• _Problem to work on_:
Each entry should be quoted word for word, including every mark of punctuation.

## start Extracted material

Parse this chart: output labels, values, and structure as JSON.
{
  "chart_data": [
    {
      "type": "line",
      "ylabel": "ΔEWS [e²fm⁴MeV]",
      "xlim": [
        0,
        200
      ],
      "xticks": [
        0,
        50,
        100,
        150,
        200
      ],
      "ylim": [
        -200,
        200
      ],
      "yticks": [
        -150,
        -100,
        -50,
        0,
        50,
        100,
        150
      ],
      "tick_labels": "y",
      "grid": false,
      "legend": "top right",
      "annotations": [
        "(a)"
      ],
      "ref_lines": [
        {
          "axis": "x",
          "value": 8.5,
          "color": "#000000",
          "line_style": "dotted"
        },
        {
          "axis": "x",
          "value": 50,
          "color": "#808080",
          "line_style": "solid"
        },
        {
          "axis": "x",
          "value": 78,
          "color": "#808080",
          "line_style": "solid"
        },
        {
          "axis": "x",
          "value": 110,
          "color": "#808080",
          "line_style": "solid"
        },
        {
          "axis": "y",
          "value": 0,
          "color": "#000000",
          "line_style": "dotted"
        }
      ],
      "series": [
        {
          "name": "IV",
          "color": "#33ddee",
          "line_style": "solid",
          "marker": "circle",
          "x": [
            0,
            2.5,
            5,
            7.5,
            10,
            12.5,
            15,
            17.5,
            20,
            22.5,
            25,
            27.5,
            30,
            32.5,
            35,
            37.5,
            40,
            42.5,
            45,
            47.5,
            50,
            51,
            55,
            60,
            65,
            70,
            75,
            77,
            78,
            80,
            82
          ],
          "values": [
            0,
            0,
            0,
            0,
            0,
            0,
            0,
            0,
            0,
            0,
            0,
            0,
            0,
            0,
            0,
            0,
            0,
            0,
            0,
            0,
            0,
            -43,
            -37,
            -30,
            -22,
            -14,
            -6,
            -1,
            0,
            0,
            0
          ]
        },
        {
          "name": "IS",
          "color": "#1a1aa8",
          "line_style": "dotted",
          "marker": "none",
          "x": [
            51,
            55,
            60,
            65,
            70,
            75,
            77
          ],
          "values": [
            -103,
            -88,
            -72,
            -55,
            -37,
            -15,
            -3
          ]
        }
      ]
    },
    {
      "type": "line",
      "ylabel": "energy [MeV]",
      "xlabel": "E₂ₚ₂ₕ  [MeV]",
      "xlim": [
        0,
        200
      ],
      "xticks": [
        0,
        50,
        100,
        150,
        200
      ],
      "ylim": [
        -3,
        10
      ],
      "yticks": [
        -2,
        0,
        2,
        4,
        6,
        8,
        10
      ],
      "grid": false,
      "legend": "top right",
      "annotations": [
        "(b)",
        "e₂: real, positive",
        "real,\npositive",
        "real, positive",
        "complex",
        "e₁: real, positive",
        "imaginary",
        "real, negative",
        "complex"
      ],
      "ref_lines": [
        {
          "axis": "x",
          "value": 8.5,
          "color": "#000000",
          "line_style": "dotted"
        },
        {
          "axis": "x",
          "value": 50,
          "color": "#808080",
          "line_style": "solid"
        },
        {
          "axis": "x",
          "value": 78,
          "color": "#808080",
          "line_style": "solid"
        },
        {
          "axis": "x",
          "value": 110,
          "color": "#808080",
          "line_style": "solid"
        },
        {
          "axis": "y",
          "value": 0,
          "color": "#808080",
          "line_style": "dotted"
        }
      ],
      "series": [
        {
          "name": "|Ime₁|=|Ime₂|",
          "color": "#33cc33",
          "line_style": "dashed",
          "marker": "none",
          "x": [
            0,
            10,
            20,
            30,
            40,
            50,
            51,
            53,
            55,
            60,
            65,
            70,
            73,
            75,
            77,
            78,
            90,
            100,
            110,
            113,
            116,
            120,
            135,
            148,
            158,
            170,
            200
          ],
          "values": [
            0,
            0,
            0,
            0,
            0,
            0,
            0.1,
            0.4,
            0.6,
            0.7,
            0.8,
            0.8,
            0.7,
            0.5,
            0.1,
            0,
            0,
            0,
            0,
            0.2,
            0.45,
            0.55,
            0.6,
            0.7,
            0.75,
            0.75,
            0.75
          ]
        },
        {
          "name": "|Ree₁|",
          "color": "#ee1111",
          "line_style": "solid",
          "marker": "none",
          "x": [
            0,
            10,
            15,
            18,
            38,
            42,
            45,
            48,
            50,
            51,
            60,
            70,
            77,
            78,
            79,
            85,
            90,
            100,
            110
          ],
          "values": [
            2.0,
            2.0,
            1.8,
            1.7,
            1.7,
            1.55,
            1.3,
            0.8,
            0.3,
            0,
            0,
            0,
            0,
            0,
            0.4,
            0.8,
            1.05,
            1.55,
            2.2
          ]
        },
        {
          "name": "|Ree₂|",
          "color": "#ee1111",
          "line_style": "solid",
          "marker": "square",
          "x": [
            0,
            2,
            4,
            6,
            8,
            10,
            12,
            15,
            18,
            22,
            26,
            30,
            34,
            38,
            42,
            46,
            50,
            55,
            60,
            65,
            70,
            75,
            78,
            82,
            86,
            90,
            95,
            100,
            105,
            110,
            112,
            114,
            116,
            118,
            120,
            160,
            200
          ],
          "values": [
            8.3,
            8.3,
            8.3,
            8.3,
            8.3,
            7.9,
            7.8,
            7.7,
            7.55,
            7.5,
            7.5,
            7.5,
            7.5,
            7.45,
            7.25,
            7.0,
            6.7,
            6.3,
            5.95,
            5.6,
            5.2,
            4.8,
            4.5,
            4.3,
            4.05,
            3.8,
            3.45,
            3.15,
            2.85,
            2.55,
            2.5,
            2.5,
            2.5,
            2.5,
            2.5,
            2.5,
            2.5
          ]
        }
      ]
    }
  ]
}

## end Extracted material

• _Answer to the problem_:
Parse this chart: output labels, values, and structure as JSON.
{
  "chart_data": [
    {
      "type": "line",
      "ylabel": "ΔEWS [e²fm⁴MeV]",
      "xlim": [
        0,
        200
      ],
      "xticks": [
        0,
        50,
        100,
        150,
        200
      ],
      "ylim": [
        -200,
        200
      ],
      "yticks": [
        -150,
        -100,
        -50,
        0,
        50,
        100,
        150
      ],
      "tick_labels": "y",
      "grid": false,
      "legend": "top right",
      "annotations": [
        "(a)"
      ],
      "ref_lines": [
        {
          "axis": "x",
          "value": 8.5,
          "color": "#000000",
          "line_style": "dotted"
        },
        {
          "axis": "x",
          "value": 50,
          "color": "#808080",
          "line_style": "solid"
        },
        {
          "axis": "x",
          "value": 78,
          "color": "#808080",
          "line_style": "solid"
        },
        {
          "axis": "x",
          "value": 110,
          "color": "#808080",
          "line_style": "solid"
        },
        {
          "axis": "y",
          "value": 0,
          "color": "#000000",
          "line_style": "dotted"
        }
      ],
      "series": [
        {
          "name": "IV",
          "color": "#33ddee",
          "line_style": "solid",
          "marker": "circle",
          "x": [
            0,
            2.5,
            5,
            7.5,
            10,
            12.5,
            15,
            17.5,
            20,
            22.5,
            25,
            27.5,
            30,
            32.5,
            35,
            37.5,
            40,
            42.5,
            45,
            47.5,
            50,
            51,
            55,
            60,
            65,
            70,
            75,
            77,
            78,
            80,
            82
          ],
          "values": [
            0,
            0,
            0,
            0,
            0,
            0,
            0,
            0,
            0,
            0,
            0,
            0,
            0,
            0,
            0,
            0,
            0,
            0,
            0,
            0,
            0,
            -43,
            -37,
            -30,
            -22,
            -14,
            -6,
            -1,
            0,
            0,
            0
          ]
        },
        {
          "name": "IS",
          "color": "#1a1aa8",
          "line_style": "dotted",
          "marker": "none",
          "x": [
            51,
            55,
            60,
            65,
            70,
            75,
            77
          ],
          "values": [
            -103,
            -88,
            -72,
            -55,
            -37,
            -15,
            -3
          ]
        }
      ]
    },
    {
      "type": "line",
      "ylabel": "energy [MeV]",
      "xlabel": "E₂ₚ₂ₕ  [MeV]",
      "xlim": [
        0,
        200
      ],
      "xticks": [
        0,
        50,
        100,
        150,
        200
      ],
      "ylim": [
        -3,
        10
      ],
      "yticks": [
        -2,
        0,
        2,
        4,
        6,
        8,
        10
      ],
      "grid": false,
      "legend": "top right",
      "annotations": [
        "(b)",
        "e₂: real, positive",
        "real,\npositive",
        "real, positive",
        "complex",
        "e₁: real, positive",
        "imaginary",
        "real, negative",
        "complex"
      ],
      "ref_lines": [
        {
          "axis": "x",
          "value": 8.5,
          "color": "#000000",
          "line_style": "dotted"
        },
        {
          "axis": "x",
          "value": 50,
          "color": "#808080",
          "line_style": "solid"
        },
        {
          "axis": "x",
          "value": 78,
          "color": "#808080",
          "line_style": "solid"
        },
        {
          "axis": "x",
          "value": 110,
          "color": "#808080",
          "line_style": "solid"
        },
        {
          "axis": "y",
          "value": 0,
          "color": "#808080",
          "line_style": "dotted"
        }
      ],
      "series": [
        {
          "name": "|Ime₁|=|Ime₂|",
          "color": "#33cc33",
          "line_style": "dashed",
          "marker": "none",
          "x": [
            0,
            10,
            20,
            30,
            40,
            50,
            51,
            53,
            55,
            60,
            65,
            70,
            73,
            75,
            77,
            78,
            90,
            100,
            110,
            113,
            116,
            120,
            135,
            148,
            158,
            170,
            200
          ],
          "values": [
            0,
            0,
            0,
            0,
            0,
            0,
            0.1,
            0.4,
            0.6,
            0.7,
            0.8,
            0.8,
            0.7,
            0.5,
            0.1,
            0,
            0,
            0,
            0,
            0.2,
            0.45,
            0.55,
            0.6,
            0.7,
            0.75,
            0.75,
            0.75
          ]
        },
        {
          "name": "|Ree₁|",
          "color": "#ee1111",
          "line_style": "solid",
          "marker": "none",
          "x": [
            0,
            10,
            15,
            18,
            38,
            42,
            45,
            48,
            50,
            51,
            60,
            70,
            77,
            78,
            79,
            85,
            90,
            100,
            110
          ],
          "values": [
            2.0,
            2.0,
            1.8,
            1.7,
            1.7,
            1.55,
            1.3,
            0.8,
            0.3,
            0,
            0,
            0,
            0,
            0,
            0.4,
            0.8,
            1.05,
            1.55,
            2.2
          ]
        },
        {
          "name": "|Ree₂|",
          "color": "#ee1111",
          "line_style": "solid",
          "marker": "square",
          "x": [
            0,
            2,
            4,
            6,
            8,
            10,
            12,
            15,
            18,
            22,
            26,
            30,
            34,
            38,
            42,
            46,
            50,
            55,
            60,
            65,
            70,
            75,
            78,
            82,
            86,
            90,
            95,
            100,
            105,
            110,
            112,
            114,
            116,
            118,
            120,
            160,
            200
          ],
          "values": [
            8.3,
            8.3,
            8.3,
            8.3,
            8.3,
            7.9,
            7.8,
            7.7,
            7.55,
            7.5,
            7.5,
            7.5,
            7.5,
            7.45,
            7.25,
            7.0,
            6.7,
            6.3,
            5.95,
            5.6,
            5.2,
            4.8,
            4.5,
            4.3,
            4.05,
            3.8,
            3.45,
            3.15,
            2.85,
            2.55,
            2.5,
            2.5,
            2.5,
            2.5,
            2.5,
            2.5,
            2.5
          ]
        }
      ]
    }
  ]
}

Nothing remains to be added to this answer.